(Collected data entries)
————
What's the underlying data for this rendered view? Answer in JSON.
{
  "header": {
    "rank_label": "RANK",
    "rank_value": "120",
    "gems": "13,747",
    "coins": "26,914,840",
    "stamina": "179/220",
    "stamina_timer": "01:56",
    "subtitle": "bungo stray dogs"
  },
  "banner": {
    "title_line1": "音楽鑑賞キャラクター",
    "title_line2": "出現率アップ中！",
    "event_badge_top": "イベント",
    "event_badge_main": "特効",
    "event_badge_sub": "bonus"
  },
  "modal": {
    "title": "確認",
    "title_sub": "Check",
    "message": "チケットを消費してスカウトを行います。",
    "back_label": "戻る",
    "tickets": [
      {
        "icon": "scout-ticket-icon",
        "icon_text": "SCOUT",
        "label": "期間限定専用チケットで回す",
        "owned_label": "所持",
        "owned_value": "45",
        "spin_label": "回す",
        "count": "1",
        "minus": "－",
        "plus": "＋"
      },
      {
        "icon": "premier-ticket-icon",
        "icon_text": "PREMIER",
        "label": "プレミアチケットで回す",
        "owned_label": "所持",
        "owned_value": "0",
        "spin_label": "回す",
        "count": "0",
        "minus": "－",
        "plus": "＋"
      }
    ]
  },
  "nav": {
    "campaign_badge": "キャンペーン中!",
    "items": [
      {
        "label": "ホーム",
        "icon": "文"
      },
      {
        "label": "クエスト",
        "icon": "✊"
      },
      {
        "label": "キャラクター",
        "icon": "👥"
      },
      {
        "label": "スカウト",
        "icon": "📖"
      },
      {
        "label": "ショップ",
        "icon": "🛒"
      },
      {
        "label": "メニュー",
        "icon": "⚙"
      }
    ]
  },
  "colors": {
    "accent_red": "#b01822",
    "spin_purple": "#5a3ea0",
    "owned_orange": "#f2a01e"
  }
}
————
What the exercise asks » Extract the data exactly as given.

Full response »
What's the underlying data for this rendered view? Answer in JSON.
{
  "header": {
    "rank_label": "RANK",
    "rank_value": "120",
    "gems": "13,747",
    "coins": "26,914,840",
    "stamina": "179/220",
    "stamina_timer": "01:56",
    "subtitle": "bungo stray dogs"
  },
  "banner": {
    "title_line1": "音楽鑑賞キャラクター",
    "title_line2": "出現率アップ中！",
    "event_badge_top": "イベント",
    "event_badge_main": "特効",
    "event_badge_sub": "bonus"
  },
  "modal": {
    "title": "確認",
    "title_sub": "Check",
    "message": "チケットを消費してスカウトを行います。",
    "back_label": "戻る",
    "tickets": [
      {
        "icon": "scout-ticket-icon",
        "icon_text": "SCOUT",
        "label": "期間限定専用チケットで回す",
        "owned_label": "所持",
        "owned_value": "45",
        "spin_label": "回す",
        "count": "1",
        "minus": "－",
        "plus": "＋"
      },
      {
        "icon": "premier-ticket-icon",
        "icon_text": "PREMIER",
        "label": "プレミアチケットで回す",
        "owned_label": "所持",
        "owned_value": "0",
        "spin_label": "回す",
        "count": "0",
        "minus": "－",
        "plus": "＋"
      }
    ]
  },
  "nav": {
    "campaign_badge": "キャンペーン中!",
    "items": [
      {
        "label": "ホーム",
        "icon": "文"
      },
      {
        "label": "クエスト",
        "icon": "✊"
      },
      {
        "label": "キャラクター",
        "icon": "👥"
      },
      {
        "label": "スカウト",
        "icon": "📖"
      },
      {
        "label": "ショップ",
        "icon": "🛒"
      },
      {
        "label": "メニュー",
        "icon": "⚙"
      }
    ]
  },
  "colors": {
    "accent_red": "#b01822",
    "spin_purple": "#5a3ea0",
    "owned_orange": "#f2a01e"
  }
}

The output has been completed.